PROBLEM TO SOLVE
Find and return each line containing "title".

++++ RECORDS FOR PROCESSING

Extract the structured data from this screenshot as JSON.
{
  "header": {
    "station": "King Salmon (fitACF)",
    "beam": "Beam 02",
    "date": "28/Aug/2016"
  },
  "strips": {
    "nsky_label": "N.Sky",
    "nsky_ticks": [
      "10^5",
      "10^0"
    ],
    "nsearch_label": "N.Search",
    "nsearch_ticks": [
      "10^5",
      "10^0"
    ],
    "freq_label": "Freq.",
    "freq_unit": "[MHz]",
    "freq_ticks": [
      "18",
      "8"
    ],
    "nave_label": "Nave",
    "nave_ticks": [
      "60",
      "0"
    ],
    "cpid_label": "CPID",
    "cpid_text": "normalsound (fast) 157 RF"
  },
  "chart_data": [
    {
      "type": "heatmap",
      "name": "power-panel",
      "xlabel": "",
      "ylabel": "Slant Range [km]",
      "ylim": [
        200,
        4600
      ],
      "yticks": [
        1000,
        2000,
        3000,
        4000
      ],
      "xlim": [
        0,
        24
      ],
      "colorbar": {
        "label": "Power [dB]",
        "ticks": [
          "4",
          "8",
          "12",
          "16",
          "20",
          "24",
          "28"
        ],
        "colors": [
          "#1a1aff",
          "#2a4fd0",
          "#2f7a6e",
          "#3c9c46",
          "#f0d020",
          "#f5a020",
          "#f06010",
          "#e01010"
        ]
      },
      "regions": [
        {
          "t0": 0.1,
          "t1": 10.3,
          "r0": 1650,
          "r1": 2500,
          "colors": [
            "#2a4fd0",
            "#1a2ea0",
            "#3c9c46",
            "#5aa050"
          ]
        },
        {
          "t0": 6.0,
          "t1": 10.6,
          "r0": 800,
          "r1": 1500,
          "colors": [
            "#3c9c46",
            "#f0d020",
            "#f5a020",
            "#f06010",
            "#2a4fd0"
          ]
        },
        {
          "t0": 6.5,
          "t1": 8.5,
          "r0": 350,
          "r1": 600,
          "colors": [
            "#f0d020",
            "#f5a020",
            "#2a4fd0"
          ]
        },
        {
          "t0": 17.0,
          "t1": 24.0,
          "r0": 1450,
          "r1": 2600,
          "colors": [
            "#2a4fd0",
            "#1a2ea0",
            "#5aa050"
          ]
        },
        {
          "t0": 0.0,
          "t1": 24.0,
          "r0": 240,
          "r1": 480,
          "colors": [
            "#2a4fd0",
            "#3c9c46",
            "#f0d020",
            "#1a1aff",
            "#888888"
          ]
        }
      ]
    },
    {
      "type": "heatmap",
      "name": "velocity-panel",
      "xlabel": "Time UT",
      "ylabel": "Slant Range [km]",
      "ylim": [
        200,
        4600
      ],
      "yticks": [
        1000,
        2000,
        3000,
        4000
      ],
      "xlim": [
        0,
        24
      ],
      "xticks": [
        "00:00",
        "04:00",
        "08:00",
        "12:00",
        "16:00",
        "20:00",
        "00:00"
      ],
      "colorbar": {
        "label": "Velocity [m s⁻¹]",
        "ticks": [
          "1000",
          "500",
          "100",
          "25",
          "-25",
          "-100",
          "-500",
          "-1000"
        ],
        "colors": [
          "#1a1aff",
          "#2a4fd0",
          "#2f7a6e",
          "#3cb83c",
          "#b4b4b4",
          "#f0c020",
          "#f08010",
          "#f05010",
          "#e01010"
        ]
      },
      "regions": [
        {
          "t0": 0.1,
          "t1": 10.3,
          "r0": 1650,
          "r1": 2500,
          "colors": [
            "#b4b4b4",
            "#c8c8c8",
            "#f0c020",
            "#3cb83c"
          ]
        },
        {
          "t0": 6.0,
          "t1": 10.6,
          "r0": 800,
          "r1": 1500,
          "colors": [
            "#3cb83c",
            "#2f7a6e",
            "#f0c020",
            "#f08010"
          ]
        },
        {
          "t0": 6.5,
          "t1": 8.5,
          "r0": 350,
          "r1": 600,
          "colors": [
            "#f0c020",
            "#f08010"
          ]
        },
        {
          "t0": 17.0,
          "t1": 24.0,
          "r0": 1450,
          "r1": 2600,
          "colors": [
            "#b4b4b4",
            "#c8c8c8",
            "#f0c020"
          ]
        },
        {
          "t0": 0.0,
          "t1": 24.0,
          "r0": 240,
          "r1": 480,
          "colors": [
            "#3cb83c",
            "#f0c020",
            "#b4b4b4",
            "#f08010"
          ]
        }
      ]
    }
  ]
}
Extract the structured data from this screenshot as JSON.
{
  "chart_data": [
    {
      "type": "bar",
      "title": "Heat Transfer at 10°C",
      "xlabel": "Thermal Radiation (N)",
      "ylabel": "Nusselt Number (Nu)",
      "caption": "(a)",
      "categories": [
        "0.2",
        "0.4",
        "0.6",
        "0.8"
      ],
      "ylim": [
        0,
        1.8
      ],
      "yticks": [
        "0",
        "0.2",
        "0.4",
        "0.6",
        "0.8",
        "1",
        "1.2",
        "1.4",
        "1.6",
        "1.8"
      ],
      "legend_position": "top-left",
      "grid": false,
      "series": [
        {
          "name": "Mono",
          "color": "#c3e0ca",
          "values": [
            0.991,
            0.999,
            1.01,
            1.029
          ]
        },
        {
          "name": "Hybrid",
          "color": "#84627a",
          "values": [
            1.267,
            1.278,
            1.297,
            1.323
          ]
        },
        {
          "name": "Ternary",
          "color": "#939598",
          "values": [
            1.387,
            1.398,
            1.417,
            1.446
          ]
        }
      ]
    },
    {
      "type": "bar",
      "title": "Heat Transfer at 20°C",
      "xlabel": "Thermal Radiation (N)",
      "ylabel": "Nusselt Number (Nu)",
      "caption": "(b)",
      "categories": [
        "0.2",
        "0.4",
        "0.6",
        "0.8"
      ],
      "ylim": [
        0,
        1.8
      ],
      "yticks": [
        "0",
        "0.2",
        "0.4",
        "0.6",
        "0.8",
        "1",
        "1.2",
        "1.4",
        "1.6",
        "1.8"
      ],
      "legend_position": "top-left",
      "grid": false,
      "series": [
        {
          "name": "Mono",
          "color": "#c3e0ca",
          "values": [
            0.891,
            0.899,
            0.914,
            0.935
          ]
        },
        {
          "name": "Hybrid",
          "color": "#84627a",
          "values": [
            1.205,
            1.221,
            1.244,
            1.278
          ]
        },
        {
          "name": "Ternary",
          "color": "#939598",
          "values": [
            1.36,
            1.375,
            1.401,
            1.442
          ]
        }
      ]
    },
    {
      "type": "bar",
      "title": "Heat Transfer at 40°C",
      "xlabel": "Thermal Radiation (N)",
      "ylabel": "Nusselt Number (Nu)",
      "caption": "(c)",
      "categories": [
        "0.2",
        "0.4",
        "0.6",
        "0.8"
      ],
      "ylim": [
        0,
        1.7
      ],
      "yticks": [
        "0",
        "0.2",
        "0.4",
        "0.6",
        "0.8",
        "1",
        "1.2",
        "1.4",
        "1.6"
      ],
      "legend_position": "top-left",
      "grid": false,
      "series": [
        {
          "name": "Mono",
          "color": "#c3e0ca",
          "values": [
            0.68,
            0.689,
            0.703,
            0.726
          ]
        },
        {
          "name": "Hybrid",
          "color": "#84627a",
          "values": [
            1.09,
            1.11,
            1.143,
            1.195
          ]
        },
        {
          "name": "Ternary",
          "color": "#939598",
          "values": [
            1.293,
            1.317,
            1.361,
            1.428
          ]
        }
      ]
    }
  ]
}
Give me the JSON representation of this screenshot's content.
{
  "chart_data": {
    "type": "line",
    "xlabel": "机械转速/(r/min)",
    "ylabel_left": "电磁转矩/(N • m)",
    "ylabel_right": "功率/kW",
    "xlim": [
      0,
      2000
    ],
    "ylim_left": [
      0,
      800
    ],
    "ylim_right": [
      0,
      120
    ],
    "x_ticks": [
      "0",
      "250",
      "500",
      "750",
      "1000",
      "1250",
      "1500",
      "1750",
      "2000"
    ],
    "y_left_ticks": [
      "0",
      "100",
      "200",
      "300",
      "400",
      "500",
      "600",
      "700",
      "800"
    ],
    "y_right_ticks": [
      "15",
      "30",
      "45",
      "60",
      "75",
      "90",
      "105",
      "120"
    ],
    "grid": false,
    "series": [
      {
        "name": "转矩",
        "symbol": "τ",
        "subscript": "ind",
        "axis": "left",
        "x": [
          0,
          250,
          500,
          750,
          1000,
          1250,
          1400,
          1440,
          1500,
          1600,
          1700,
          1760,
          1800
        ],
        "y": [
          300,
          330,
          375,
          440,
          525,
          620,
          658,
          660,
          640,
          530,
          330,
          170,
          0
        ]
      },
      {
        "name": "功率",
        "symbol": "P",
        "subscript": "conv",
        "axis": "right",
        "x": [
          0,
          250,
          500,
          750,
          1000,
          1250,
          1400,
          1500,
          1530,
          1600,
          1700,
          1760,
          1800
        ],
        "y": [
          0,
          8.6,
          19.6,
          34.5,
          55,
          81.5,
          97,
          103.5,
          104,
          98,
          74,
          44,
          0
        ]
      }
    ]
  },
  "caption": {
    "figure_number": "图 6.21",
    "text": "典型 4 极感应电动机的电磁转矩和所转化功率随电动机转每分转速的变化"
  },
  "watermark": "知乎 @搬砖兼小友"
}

++++++++

CORRECT OUTPUT
      "title": "Heat Transfer at 10°C",
      "title": "Heat Transfer at 20°C",
      "title": "Heat Transfer at 40°C",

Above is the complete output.